* _GIVEN PROBLEM_:
Copy every record below exactly.

* _RECORDED DATA_:
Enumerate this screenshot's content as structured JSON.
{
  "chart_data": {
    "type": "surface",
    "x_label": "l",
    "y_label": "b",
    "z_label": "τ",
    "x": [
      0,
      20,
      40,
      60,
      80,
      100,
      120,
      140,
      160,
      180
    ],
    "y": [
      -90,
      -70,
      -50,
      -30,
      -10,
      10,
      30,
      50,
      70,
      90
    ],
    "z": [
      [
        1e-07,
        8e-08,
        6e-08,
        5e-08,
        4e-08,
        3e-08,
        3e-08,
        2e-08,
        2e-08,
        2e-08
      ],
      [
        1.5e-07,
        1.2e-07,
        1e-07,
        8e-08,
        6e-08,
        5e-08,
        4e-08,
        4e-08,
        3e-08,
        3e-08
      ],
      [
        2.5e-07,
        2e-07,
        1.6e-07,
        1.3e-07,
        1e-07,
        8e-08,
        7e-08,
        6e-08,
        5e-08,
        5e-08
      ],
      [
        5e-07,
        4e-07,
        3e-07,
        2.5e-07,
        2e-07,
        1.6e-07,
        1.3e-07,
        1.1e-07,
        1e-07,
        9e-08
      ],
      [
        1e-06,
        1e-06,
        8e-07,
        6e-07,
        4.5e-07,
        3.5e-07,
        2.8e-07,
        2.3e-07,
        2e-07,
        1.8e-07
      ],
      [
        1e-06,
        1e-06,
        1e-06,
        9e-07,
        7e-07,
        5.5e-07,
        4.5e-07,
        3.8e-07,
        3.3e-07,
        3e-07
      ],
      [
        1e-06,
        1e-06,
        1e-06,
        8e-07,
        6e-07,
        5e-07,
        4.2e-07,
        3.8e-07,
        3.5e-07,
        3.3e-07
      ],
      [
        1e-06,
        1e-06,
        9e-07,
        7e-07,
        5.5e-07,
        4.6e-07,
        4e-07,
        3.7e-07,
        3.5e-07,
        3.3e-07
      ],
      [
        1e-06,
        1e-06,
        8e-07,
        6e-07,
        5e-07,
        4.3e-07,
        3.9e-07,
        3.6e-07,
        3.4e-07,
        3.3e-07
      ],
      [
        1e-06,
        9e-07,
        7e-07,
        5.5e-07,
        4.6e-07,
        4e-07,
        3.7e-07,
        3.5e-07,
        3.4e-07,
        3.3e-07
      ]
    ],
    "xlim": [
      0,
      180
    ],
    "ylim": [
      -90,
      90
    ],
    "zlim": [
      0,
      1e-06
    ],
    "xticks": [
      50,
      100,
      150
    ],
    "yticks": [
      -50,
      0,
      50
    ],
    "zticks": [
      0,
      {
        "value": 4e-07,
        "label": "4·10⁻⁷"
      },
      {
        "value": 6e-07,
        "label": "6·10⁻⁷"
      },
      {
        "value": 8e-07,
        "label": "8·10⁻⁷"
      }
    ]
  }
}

* _THE RESPONSE_:
Enumerate this screenshot's content as structured JSON.
{
  "chart_data": {
    "type": "surface",
    "x_label": "l",
    "y_label": "b",
    "z_label": "τ",
    "x": [
      0,
      20,
      40,
      60,
      80,
      100,
      120,
      140,
      160,
      180
    ],
    "y": [
      -90,
      -70,
      -50,
      -30,
      -10,
      10,
      30,
      50,
      70,
      90
    ],
    "z": [
      [
        1e-07,
        8e-08,
        6e-08,
        5e-08,
        4e-08,
        3e-08,
        3e-08,
        2e-08,
        2e-08,
        2e-08
      ],
      [
        1.5e-07,
        1.2e-07,
        1e-07,
        8e-08,
        6e-08,
        5e-08,
        4e-08,
        4e-08,
        3e-08,
        3e-08
      ],
      [
        2.5e-07,
        2e-07,
        1.6e-07,
        1.3e-07,
        1e-07,
        8e-08,
        7e-08,
        6e-08,
        5e-08,
        5e-08
      ],
      [
        5e-07,
        4e-07,
        3e-07,
        2.5e-07,
        2e-07,
        1.6e-07,
        1.3e-07,
        1.1e-07,
        1e-07,
        9e-08
      ],
      [
        1e-06,
        1e-06,
        8e-07,
        6e-07,
        4.5e-07,
        3.5e-07,
        2.8e-07,
        2.3e-07,
        2e-07,
        1.8e-07
      ],
      [
        1e-06,
        1e-06,
        1e-06,
        9e-07,
        7e-07,
        5.5e-07,
        4.5e-07,
        3.8e-07,
        3.3e-07,
        3e-07
      ],
      [
        1e-06,
        1e-06,
        1e-06,
        8e-07,
        6e-07,
        5e-07,
        4.2e-07,
        3.8e-07,
        3.5e-07,
        3.3e-07
      ],
      [
        1e-06,
        1e-06,
        9e-07,
        7e-07,
        5.5e-07,
        4.6e-07,
        4e-07,
        3.7e-07,
        3.5e-07,
        3.3e-07
      ],
      [
        1e-06,
        1e-06,
        8e-07,
        6e-07,
        5e-07,
        4.3e-07,
        3.9e-07,
        3.6e-07,
        3.4e-07,
        3.3e-07
      ],
      [
        1e-06,
        9e-07,
        7e-07,
        5.5e-07,
        4.6e-07,
        4e-07,
        3.7e-07,
        3.5e-07,
        3.4e-07,
        3.3e-07
      ]
    ],
    "xlim": [
      0,
      180
    ],
    "ylim": [
      -90,
      90
    ],
    "zlim": [
      0,
      1e-06
    ],
    "xticks": [
      50,
      100,
      150
    ],
    "yticks": [
      -50,
      0,
      50
    ],
    "zticks": [
      0,
      {
        "value": 4e-07,
        "label": "4·10⁻⁷"
      },
      {
        "value": 6e-07,
        "label": "6·10⁻⁷"
      },
      {
        "value": 8e-07,
        "label": "8·10⁻⁷"
      }
    ]
  }
}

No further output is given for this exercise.